--- Data supplied ---
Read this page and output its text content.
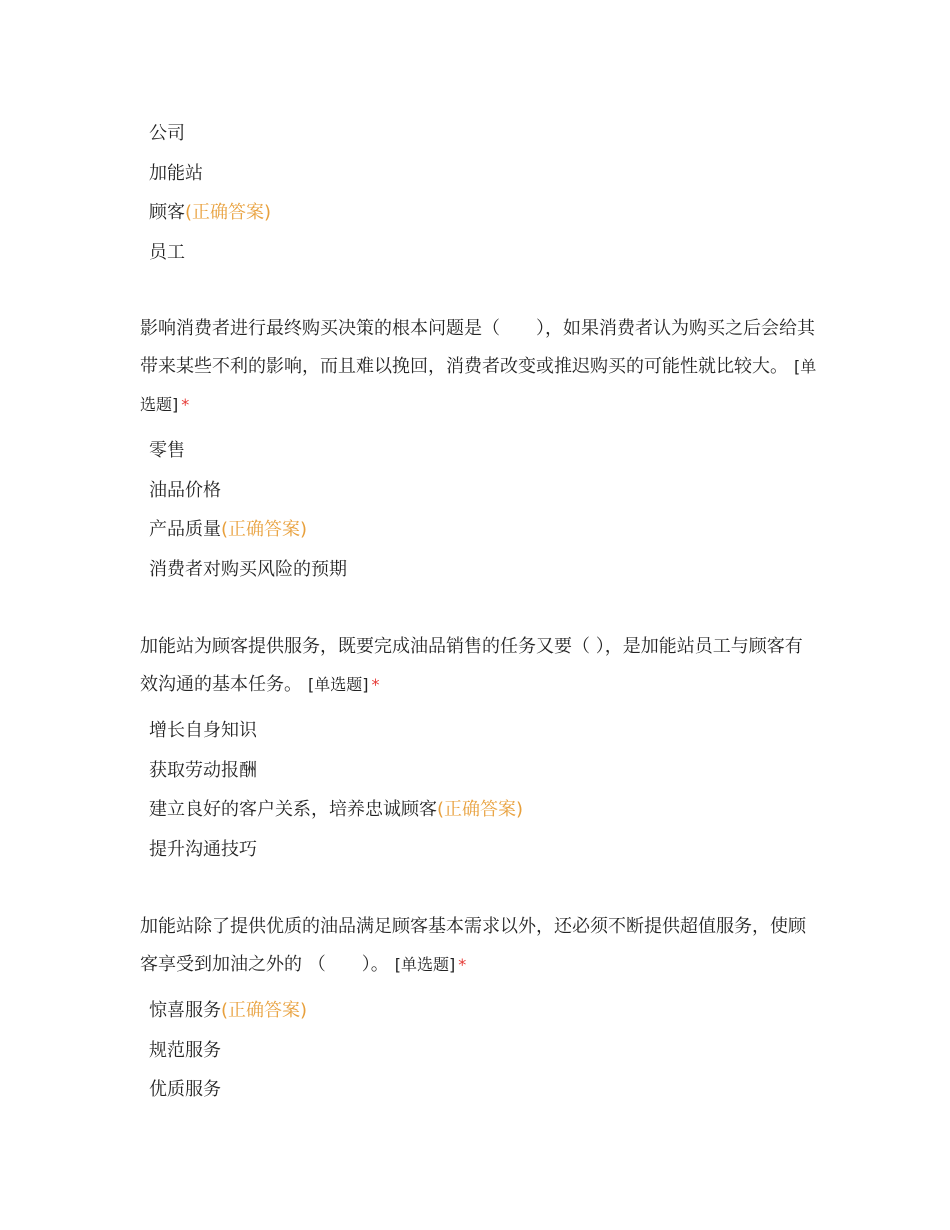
公司
加能站
顾客(正确答案)
员工
影响消费者进行最终购买决策的根本问题是（　　），如果消费者认为购买之后会给其带来某些不利的影响，而且难以挽回，消费者改变或推迟购买的可能性就比较大。 [单选题] *
零售
油品价格
产品质量(正确答案)
消费者对购买风险的预期
加能站为顾客提供服务，既要完成油品销售的任务又要（ ），是加能站员工与顾客有效沟通的基本任务。 [单选题] *
增长自身知识
获取劳动报酬
建立良好的客户关系，培养忠诚顾客(正确答案)
提升沟通技巧
加能站除了提供优质的油品满足顾客基本需求以外，还必须不断提供超值服务，使顾客享受到加油之外的 （　　）。 [单选题] *
惊喜服务(正确答案)
规范服务
优质服务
---
Without including the pictures, reproduce all entries exactly.

* _Task response_:
Read this page and output its text content.
公司
加能站
顾客(正确答案)
员工
影响消费者进行最终购买决策的根本问题是（　　），如果消费者认为购买之后会给其带来某些不利的影响，而且难以挽回，消费者改变或推迟购买的可能性就比较大。 [单选题] *
零售
油品价格
产品质量(正确答案)
消费者对购买风险的预期
加能站为顾客提供服务，既要完成油品销售的任务又要（ ），是加能站员工与顾客有效沟通的基本任务。 [单选题] *
增长自身知识
获取劳动报酬
建立良好的客户关系，培养忠诚顾客(正确答案)
提升沟通技巧
加能站除了提供优质的油品满足顾客基本需求以外，还必须不断提供超值服务，使顾客享受到加油之外的 （　　）。 [单选题] *
惊喜服务(正确答案)
规范服务
优质服务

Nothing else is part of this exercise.